Problem details —
Please answer these questions using the school foundation excerpt below, numbering your answers to match.
1. What did the Wausau School Foundation recently launch?
2. In which month is the annual conference mentioned by Vanden Heuvel held?
3. What position did Collogan formerly hold?

Excerpt provided —
___


  • Strong community and school leadership involvement is essential in spearheading such an organization. District staff support is a barometer as to the success of the school foundation.

  • Marketing and a Web site are crucial to spreading the word about activities, obtaining donations, and more. (Wausau School Foundation recently launched a new Web site that was developed over the course of a year.)

  • Accounting and donor tracking systems for internal operations are valuable and critical for credible records and efficient response to your donors. There are a number of good options.

  • Funding for operations is difficult money to raise, so a clear plan to sustain the work of the foundation must be established early on.

    “For more information, connect with the National School Foundation Association, which provides a wealth of information and support for newly organizing foundations as well as established foundations,” adds Vanden Heuvel. “Its annual conference in March is worth the investment.”

  • As a former school superintendent, Collogan understands firsthand the value of an educational foundation. It can be a strong source of encouragement and help to the local board of education, which often struggles to offer a good education to the children of its community. The NSFA is in the business of helping K-12 foundations get started and improving their performance.

    "Typically, a foundation is a more universal and far reaching fundraising source than a PTO. It operates in far more arenas of fundraising than a PTO does. Planned giving, endowment building, and major donor fundraising are just a few [of those arenas]," said Collgoan. "Colleges and universities have been our model, and we all know where those institutions of higher learning would be without their supporting foundations.

___

Data records —
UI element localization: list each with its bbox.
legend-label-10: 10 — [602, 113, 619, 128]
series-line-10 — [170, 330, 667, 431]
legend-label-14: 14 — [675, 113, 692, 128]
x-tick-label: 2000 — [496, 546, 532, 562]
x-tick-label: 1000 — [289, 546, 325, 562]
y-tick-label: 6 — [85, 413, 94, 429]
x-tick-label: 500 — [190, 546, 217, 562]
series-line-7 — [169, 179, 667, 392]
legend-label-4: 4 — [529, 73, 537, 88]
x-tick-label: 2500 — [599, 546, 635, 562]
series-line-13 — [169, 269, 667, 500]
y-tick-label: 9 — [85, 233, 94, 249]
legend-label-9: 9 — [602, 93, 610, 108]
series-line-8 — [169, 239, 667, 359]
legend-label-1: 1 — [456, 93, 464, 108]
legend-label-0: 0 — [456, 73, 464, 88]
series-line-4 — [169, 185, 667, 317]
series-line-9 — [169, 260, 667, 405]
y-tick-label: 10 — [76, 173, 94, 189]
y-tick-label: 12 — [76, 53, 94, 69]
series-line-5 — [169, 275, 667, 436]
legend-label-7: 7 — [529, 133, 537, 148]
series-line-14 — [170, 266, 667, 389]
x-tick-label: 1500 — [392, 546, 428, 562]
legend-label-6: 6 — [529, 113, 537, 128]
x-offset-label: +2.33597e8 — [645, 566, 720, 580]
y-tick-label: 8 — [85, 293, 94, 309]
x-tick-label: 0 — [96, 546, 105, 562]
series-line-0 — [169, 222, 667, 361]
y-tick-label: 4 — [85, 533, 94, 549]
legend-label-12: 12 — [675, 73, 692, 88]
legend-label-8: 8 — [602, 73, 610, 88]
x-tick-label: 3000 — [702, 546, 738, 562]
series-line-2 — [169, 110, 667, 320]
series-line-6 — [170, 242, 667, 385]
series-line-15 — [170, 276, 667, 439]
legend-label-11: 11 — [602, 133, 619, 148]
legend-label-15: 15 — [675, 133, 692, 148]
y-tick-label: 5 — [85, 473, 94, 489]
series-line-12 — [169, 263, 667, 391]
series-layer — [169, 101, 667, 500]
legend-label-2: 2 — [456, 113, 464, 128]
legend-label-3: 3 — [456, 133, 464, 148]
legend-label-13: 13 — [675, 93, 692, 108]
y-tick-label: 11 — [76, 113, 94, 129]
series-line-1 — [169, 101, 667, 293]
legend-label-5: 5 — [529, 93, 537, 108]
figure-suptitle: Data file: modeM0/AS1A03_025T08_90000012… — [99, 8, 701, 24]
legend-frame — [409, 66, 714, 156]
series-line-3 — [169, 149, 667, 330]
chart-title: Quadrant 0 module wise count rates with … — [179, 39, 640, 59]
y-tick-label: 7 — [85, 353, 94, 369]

___

Reply —
1. A new Web site, developed over the course of a year.
2. March.
3. School superintendent.